* _Requirement_
For the entries that follow, tally the lines holding the string "Drivers". Give the total and nothing else.

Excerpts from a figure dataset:

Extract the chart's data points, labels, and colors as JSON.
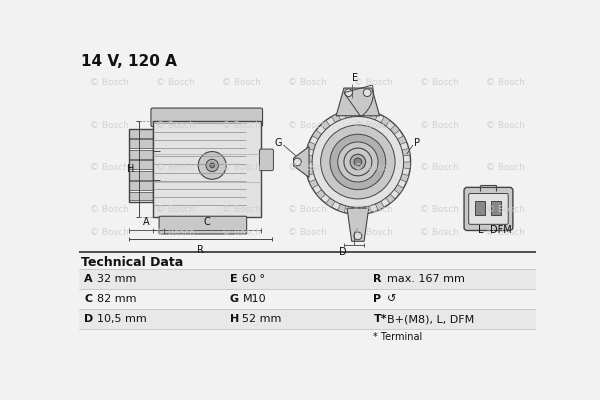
{
  "title": "14 V, 120 A",
  "background_color": "#f2f2f2",
  "watermark_text": "© Bosch",
  "watermark_color": "#cccccc",
  "table_title": "Technical Data",
  "table_rows": [
    [
      "A",
      "32 mm",
      "E",
      "60 °",
      "R",
      "max. 167 mm"
    ],
    [
      "C",
      "82 mm",
      "G",
      "M10",
      "P",
      "↺"
    ],
    [
      "D",
      "10,5 mm",
      "H",
      "52 mm",
      "T*",
      "B+(M8), L, DFM"
    ]
  ],
  "footnote": "* Terminal",
  "line_color": "#444444",
  "text_color": "#111111",
  "table_line_color": "#bbbbbb",
  "body_fill": "#e2e2e2",
  "body_dark": "#b0b0b0",
  "body_mid": "#c8c8c8"
}
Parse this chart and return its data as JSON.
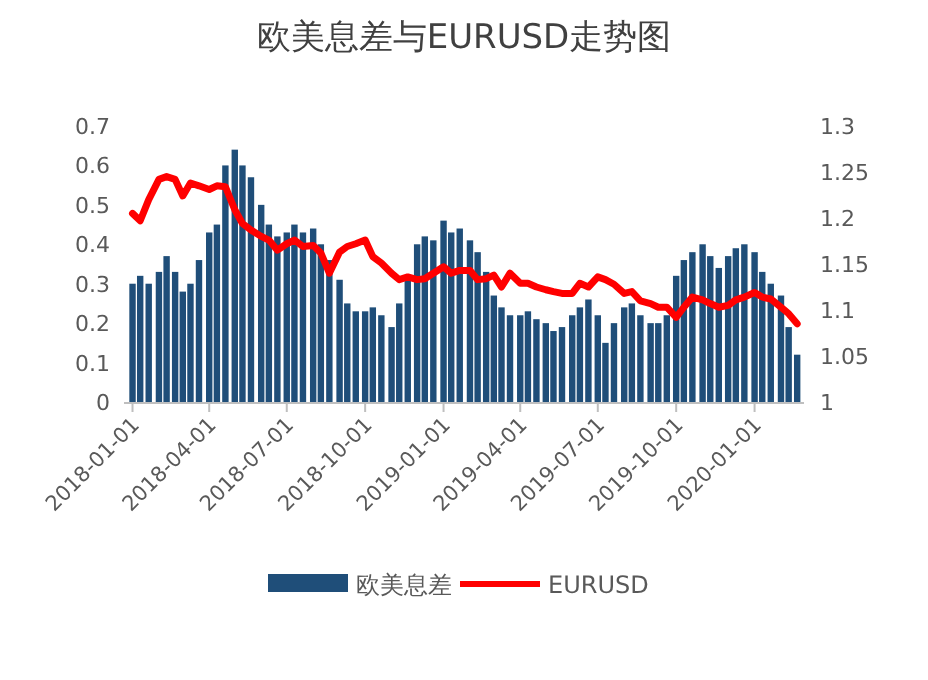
{
  "chart_data": {
    "type": "bar",
    "title": "欧美息差与EURUSD走势图",
    "x": [
      "2018-01-01",
      "2018-01-10",
      "2018-01-20",
      "2018-02-01",
      "2018-02-10",
      "2018-02-20",
      "2018-03-01",
      "2018-03-10",
      "2018-03-20",
      "2018-04-01",
      "2018-04-10",
      "2018-04-20",
      "2018-05-01",
      "2018-05-10",
      "2018-05-20",
      "2018-06-01",
      "2018-06-10",
      "2018-06-20",
      "2018-07-01",
      "2018-07-10",
      "2018-07-20",
      "2018-08-01",
      "2018-08-10",
      "2018-08-20",
      "2018-09-01",
      "2018-09-10",
      "2018-09-20",
      "2018-10-01",
      "2018-10-10",
      "2018-10-20",
      "2018-11-01",
      "2018-11-10",
      "2018-11-20",
      "2018-12-01",
      "2018-12-10",
      "2018-12-20",
      "2019-01-01",
      "2019-01-10",
      "2019-01-20",
      "2019-02-01",
      "2019-02-10",
      "2019-02-20",
      "2019-03-01",
      "2019-03-10",
      "2019-03-20",
      "2019-04-01",
      "2019-04-10",
      "2019-04-20",
      "2019-05-01",
      "2019-05-10",
      "2019-05-20",
      "2019-06-01",
      "2019-06-10",
      "2019-06-20",
      "2019-07-01",
      "2019-07-10",
      "2019-07-20",
      "2019-08-01",
      "2019-08-10",
      "2019-08-20",
      "2019-09-01",
      "2019-09-10",
      "2019-09-20",
      "2019-10-01",
      "2019-10-10",
      "2019-10-20",
      "2019-11-01",
      "2019-11-10",
      "2019-11-20",
      "2019-12-01",
      "2019-12-10",
      "2019-12-20",
      "2020-01-01",
      "2020-01-10",
      "2020-01-20",
      "2020-02-01",
      "2020-02-10",
      "2020-02-20"
    ],
    "series": [
      {
        "name": "欧美息差",
        "color": "#1f4e79",
        "values": [
          0.3,
          0.32,
          0.3,
          0.33,
          0.37,
          0.33,
          0.28,
          0.3,
          0.36,
          0.43,
          0.45,
          0.6,
          0.64,
          0.6,
          0.57,
          0.5,
          0.45,
          0.42,
          0.43,
          0.45,
          0.43,
          0.44,
          0.4,
          0.36,
          0.31,
          0.25,
          0.23,
          0.23,
          0.24,
          0.22,
          0.19,
          0.25,
          0.32,
          0.4,
          0.42,
          0.41,
          0.46,
          0.43,
          0.44,
          0.41,
          0.38,
          0.33,
          0.27,
          0.24,
          0.22,
          0.22,
          0.23,
          0.21,
          0.2,
          0.18,
          0.19,
          0.22,
          0.24,
          0.26,
          0.22,
          0.15,
          0.2,
          0.24,
          0.25,
          0.22,
          0.2,
          0.2,
          0.22,
          0.32,
          0.36,
          0.38,
          0.4,
          0.37,
          0.34,
          0.37,
          0.39,
          0.4,
          0.38,
          0.33,
          0.3,
          0.27,
          0.19,
          0.12
        ]
      },
      {
        "name": "EURUSD",
        "type": "line",
        "axis": "y2",
        "color": "#ff0000",
        "values": [
          1.205,
          1.197,
          1.22,
          1.242,
          1.245,
          1.242,
          1.224,
          1.238,
          1.235,
          1.231,
          1.235,
          1.234,
          1.209,
          1.194,
          1.187,
          1.18,
          1.176,
          1.165,
          1.172,
          1.176,
          1.169,
          1.17,
          1.162,
          1.14,
          1.163,
          1.169,
          1.172,
          1.176,
          1.158,
          1.151,
          1.14,
          1.133,
          1.136,
          1.133,
          1.134,
          1.14,
          1.147,
          1.14,
          1.143,
          1.143,
          1.133,
          1.134,
          1.138,
          1.125,
          1.14,
          1.129,
          1.129,
          1.125,
          1.122,
          1.12,
          1.118,
          1.118,
          1.129,
          1.125,
          1.136,
          1.133,
          1.128,
          1.118,
          1.12,
          1.11,
          1.107,
          1.103,
          1.103,
          1.092,
          1.103,
          1.114,
          1.111,
          1.107,
          1.103,
          1.105,
          1.111,
          1.114,
          1.119,
          1.114,
          1.112,
          1.103,
          1.096,
          1.085
        ]
      }
    ],
    "xlim": [
      "2017-12-22",
      "2020-02-28"
    ],
    "xticks": [
      {
        "value": "2018-01-01",
        "label": "2018-01-01"
      },
      {
        "value": "2018-04-01",
        "label": "2018-04-01"
      },
      {
        "value": "2018-07-01",
        "label": "2018-07-01"
      },
      {
        "value": "2018-10-01",
        "label": "2018-10-01"
      },
      {
        "value": "2019-01-01",
        "label": "2019-01-01"
      },
      {
        "value": "2019-04-01",
        "label": "2019-04-01"
      },
      {
        "value": "2019-07-01",
        "label": "2019-07-01"
      },
      {
        "value": "2019-10-01",
        "label": "2019-10-01"
      },
      {
        "value": "2020-01-01",
        "label": "2020-01-01"
      }
    ],
    "ylim": [
      0,
      0.7
    ],
    "yticks": [
      0,
      0.1,
      0.2,
      0.3,
      0.4,
      0.5,
      0.6,
      0.7
    ],
    "y2lim": [
      1,
      1.3
    ],
    "y2ticks": [
      1,
      1.05,
      1.1,
      1.15,
      1.2,
      1.25,
      1.3
    ],
    "grid": false,
    "legend": "bottom"
  }
}
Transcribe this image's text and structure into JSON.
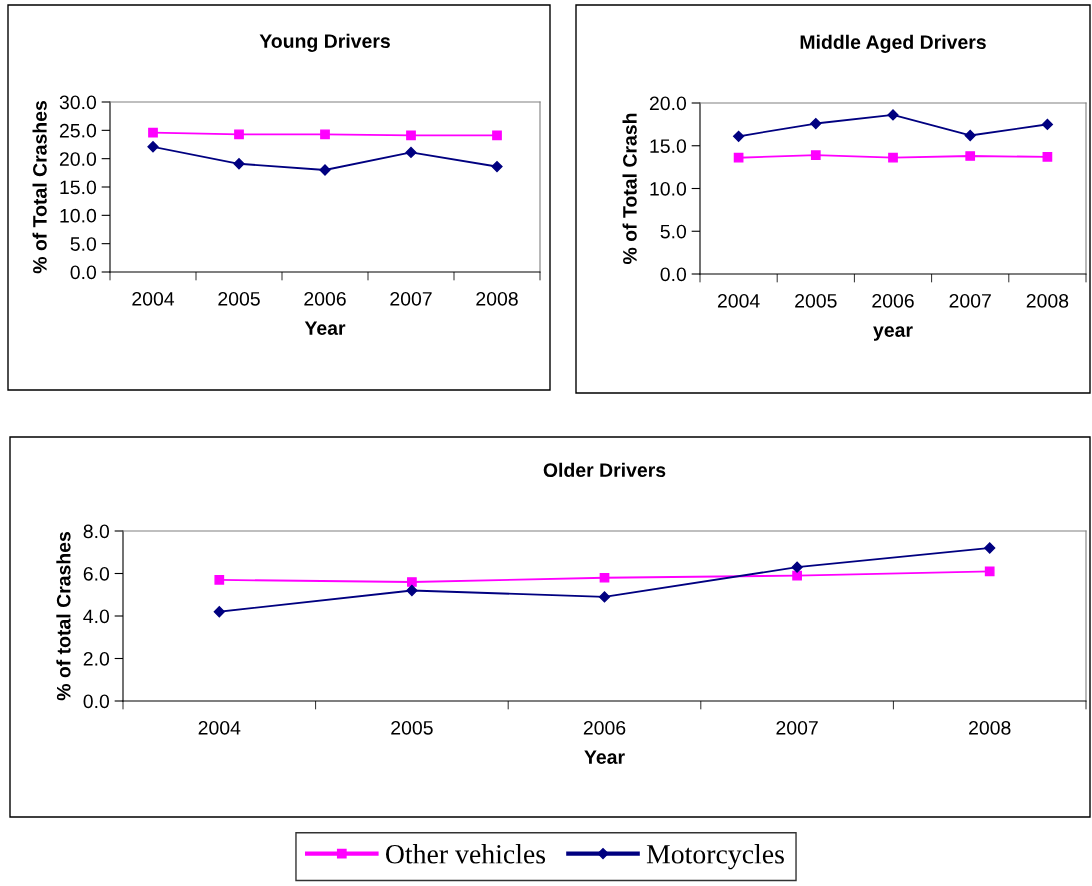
{
  "chart_data": [
    {
      "type": "line",
      "title": "Young Drivers",
      "xlabel": "Year",
      "ylabel": "% of Total Crashes",
      "categories": [
        "2004",
        "2005",
        "2006",
        "2007",
        "2008"
      ],
      "ylim": [
        0,
        30
      ],
      "yticks": [
        {
          "value": 0,
          "label": "0.0"
        },
        {
          "value": 5,
          "label": "5.0"
        },
        {
          "value": 10,
          "label": "10.0"
        },
        {
          "value": 15,
          "label": "15.0"
        },
        {
          "value": 20,
          "label": "20.0"
        },
        {
          "value": 25,
          "label": "25.0"
        },
        {
          "value": 30,
          "label": "30.0"
        }
      ],
      "grid": false,
      "legend": "bottom",
      "series": [
        {
          "name": "Other vehicles",
          "color": "#ff00ff",
          "marker": "square",
          "values": [
            24.6,
            24.3,
            24.3,
            24.1,
            24.1
          ]
        },
        {
          "name": "Motorcycles",
          "color": "#000080",
          "marker": "diamond",
          "values": [
            22.1,
            19.1,
            18.0,
            21.1,
            18.6
          ]
        }
      ]
    },
    {
      "type": "line",
      "title": "Middle Aged Drivers",
      "xlabel": "year",
      "ylabel": "% of Total Crash",
      "categories": [
        "2004",
        "2005",
        "2006",
        "2007",
        "2008"
      ],
      "ylim": [
        0,
        20
      ],
      "yticks": [
        {
          "value": 0,
          "label": "0.0"
        },
        {
          "value": 5,
          "label": "5.0"
        },
        {
          "value": 10,
          "label": "10.0"
        },
        {
          "value": 15,
          "label": "15.0"
        },
        {
          "value": 20,
          "label": "20.0"
        }
      ],
      "grid": false,
      "series": [
        {
          "color": "#ff00ff",
          "marker": "square",
          "values": [
            13.6,
            13.9,
            13.6,
            13.8,
            13.7
          ]
        },
        {
          "color": "#000080",
          "marker": "diamond",
          "values": [
            16.1,
            17.6,
            18.6,
            16.2,
            17.5
          ]
        }
      ]
    },
    {
      "type": "line",
      "title": "Older Drivers",
      "xlabel": "Year",
      "ylabel": "% of total Crashes",
      "categories": [
        "2004",
        "2005",
        "2006",
        "2007",
        "2008"
      ],
      "ylim": [
        0,
        8
      ],
      "yticks": [
        {
          "value": 0,
          "label": "0.0"
        },
        {
          "value": 2,
          "label": "2.0"
        },
        {
          "value": 4,
          "label": "4.0"
        },
        {
          "value": 6,
          "label": "6.0"
        },
        {
          "value": 8,
          "label": "8.0"
        }
      ],
      "grid": false,
      "series": [
        {
          "color": "#ff00ff",
          "marker": "square",
          "values": [
            5.7,
            5.6,
            5.8,
            5.9,
            6.1
          ]
        },
        {
          "color": "#000080",
          "marker": "diamond",
          "values": [
            4.2,
            5.2,
            4.9,
            6.3,
            7.2
          ]
        }
      ]
    }
  ]
}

* _Response_
3